Required work:
Where a line contains the word "LDRg", copy that line in full.

Records supplied:
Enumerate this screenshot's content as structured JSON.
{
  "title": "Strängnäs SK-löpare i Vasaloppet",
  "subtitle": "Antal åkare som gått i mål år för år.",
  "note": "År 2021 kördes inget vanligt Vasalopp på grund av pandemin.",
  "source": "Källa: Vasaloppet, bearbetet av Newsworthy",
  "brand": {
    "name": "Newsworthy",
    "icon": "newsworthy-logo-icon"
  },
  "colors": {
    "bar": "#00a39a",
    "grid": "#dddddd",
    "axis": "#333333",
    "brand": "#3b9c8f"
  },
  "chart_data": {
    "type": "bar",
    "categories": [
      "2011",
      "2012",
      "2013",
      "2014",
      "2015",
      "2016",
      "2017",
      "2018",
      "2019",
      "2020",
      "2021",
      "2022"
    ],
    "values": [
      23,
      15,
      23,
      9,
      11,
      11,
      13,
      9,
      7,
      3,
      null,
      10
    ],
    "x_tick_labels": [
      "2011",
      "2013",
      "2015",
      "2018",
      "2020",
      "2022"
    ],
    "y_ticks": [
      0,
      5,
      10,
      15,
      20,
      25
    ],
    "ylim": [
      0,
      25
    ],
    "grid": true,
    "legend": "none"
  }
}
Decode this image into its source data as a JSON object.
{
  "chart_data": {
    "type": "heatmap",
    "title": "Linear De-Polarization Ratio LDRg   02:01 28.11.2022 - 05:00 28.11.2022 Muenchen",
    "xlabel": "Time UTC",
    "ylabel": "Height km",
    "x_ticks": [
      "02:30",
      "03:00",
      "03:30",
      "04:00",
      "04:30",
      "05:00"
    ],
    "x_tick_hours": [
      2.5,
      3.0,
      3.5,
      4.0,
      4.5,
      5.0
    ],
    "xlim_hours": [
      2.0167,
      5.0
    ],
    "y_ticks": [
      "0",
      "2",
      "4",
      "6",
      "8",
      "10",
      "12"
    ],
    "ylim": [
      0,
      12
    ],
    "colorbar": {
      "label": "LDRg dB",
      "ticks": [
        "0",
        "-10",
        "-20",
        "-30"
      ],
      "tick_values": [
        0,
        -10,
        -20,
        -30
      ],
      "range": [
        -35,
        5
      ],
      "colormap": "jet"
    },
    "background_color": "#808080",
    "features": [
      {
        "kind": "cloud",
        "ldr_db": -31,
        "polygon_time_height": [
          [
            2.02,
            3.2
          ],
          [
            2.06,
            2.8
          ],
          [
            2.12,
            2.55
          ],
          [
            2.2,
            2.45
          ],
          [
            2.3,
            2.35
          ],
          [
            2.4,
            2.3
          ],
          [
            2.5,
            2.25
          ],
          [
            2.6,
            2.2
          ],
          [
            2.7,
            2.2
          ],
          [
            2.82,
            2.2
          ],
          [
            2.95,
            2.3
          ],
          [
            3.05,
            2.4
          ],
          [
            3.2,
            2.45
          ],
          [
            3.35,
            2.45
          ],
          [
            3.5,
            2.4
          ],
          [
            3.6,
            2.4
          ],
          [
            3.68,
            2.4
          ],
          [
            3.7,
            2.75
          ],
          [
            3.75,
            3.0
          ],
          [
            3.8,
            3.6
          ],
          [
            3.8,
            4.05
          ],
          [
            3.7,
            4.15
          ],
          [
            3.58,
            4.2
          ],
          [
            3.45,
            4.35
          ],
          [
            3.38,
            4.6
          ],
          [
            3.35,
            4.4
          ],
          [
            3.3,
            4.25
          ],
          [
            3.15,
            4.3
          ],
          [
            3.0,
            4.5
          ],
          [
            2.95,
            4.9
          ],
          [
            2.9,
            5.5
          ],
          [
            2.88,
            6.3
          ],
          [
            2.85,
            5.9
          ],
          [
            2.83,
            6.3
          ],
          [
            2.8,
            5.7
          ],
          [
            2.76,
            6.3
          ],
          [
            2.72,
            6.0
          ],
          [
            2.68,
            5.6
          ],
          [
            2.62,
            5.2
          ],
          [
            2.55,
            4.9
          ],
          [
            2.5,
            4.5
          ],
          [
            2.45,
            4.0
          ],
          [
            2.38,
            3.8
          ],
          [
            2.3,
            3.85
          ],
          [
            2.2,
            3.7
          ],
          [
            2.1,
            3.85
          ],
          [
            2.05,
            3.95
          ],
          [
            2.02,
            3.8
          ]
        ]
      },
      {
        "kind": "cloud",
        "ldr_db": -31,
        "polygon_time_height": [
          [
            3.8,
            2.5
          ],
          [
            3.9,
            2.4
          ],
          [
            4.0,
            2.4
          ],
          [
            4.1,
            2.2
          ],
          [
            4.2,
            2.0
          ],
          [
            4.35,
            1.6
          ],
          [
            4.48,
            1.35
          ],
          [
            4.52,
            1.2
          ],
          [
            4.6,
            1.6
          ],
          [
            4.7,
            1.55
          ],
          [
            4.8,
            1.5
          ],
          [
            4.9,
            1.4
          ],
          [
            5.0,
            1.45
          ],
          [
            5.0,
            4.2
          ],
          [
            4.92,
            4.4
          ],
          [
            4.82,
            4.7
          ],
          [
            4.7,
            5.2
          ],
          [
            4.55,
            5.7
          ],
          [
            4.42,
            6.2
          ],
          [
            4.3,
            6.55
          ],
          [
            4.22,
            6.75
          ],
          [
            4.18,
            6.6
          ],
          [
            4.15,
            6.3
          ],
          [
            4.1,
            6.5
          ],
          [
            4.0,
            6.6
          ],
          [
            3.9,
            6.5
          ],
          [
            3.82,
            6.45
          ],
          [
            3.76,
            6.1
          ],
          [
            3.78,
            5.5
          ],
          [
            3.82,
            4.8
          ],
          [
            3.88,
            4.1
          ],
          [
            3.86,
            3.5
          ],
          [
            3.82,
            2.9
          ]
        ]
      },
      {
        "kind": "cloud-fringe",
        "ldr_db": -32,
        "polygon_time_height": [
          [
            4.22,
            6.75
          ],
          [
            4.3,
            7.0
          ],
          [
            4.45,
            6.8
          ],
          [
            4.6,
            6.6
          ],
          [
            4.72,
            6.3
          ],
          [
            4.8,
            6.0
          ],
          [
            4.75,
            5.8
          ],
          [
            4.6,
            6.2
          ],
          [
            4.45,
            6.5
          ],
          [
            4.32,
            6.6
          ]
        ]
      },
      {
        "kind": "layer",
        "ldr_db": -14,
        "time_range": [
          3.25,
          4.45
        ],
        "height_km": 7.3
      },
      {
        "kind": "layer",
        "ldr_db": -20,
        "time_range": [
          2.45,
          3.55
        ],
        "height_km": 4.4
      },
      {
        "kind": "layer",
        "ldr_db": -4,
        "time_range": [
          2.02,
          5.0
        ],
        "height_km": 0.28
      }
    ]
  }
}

Output of the exercise:
    "title": "Linear De-Polarization Ratio LDRg   02:01 28.11.2022 - 05:00 28.11.2022 Muenchen",
      "label": "LDRg dB",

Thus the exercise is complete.